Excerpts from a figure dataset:

* begin *

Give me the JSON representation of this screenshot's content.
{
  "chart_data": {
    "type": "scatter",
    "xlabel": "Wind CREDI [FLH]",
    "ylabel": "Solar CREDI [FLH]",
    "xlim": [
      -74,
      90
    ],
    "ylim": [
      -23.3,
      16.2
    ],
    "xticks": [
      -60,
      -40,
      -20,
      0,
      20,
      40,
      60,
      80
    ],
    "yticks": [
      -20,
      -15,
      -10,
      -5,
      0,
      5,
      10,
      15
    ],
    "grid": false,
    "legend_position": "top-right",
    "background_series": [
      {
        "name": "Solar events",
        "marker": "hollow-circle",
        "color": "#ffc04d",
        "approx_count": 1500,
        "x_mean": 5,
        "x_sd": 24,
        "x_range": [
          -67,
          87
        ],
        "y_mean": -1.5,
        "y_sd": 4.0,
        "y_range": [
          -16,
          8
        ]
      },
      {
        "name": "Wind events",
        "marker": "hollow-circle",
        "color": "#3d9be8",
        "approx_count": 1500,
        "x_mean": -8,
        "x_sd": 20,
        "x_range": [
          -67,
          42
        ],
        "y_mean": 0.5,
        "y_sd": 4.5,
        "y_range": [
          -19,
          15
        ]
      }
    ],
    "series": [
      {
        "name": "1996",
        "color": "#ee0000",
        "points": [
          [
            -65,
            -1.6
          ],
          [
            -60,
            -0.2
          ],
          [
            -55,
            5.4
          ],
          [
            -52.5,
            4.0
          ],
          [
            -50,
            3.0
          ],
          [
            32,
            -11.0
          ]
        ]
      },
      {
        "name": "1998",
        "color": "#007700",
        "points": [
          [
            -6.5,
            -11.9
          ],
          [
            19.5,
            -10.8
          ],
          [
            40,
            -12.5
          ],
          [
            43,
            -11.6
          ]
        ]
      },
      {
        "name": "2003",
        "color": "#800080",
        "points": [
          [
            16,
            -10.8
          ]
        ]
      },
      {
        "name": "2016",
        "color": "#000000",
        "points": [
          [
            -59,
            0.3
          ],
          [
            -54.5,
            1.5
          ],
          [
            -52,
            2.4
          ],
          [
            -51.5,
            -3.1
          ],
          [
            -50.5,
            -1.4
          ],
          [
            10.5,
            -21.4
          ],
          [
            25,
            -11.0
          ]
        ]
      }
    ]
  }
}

* end *
* begin *

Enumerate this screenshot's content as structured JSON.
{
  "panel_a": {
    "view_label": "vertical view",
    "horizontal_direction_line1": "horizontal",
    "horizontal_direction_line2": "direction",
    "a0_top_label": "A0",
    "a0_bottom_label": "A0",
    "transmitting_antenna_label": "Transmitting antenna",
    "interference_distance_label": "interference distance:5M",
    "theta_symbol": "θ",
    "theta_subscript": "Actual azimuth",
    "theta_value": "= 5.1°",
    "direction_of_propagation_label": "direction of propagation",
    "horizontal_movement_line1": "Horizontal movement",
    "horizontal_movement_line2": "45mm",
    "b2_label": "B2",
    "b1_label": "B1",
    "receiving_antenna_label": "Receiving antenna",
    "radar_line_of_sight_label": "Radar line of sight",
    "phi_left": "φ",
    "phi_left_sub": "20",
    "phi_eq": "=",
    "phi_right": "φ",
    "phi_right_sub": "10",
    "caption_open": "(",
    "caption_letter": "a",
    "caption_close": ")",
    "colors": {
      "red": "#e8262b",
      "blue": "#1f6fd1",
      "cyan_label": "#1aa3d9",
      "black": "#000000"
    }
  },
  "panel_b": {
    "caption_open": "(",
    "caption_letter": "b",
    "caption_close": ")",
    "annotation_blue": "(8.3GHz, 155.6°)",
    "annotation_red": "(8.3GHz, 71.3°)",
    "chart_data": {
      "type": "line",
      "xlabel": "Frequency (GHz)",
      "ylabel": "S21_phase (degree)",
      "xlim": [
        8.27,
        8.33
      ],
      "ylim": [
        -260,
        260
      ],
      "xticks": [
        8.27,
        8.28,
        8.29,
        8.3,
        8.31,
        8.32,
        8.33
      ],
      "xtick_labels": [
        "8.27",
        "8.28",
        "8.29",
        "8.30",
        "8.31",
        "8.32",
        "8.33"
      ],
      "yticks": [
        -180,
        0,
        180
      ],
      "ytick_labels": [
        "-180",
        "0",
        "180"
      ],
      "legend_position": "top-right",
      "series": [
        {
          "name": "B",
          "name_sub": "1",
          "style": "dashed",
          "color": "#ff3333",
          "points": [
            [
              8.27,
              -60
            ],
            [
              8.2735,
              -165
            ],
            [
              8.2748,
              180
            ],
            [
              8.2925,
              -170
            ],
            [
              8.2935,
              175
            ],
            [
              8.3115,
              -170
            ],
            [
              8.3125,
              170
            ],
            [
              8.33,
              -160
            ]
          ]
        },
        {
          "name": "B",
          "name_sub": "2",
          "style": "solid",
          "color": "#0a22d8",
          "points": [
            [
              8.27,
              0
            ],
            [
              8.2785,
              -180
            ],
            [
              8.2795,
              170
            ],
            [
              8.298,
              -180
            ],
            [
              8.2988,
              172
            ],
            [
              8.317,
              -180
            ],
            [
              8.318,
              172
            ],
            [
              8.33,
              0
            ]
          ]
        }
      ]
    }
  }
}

* end *

## [STATED TASK]
Out of the material above, select every line that holds the string "xlabel".

## [FINAL ANSWER]
    "xlabel": "Wind CREDI [FLH]",
      "xlabel": "Frequency (GHz)",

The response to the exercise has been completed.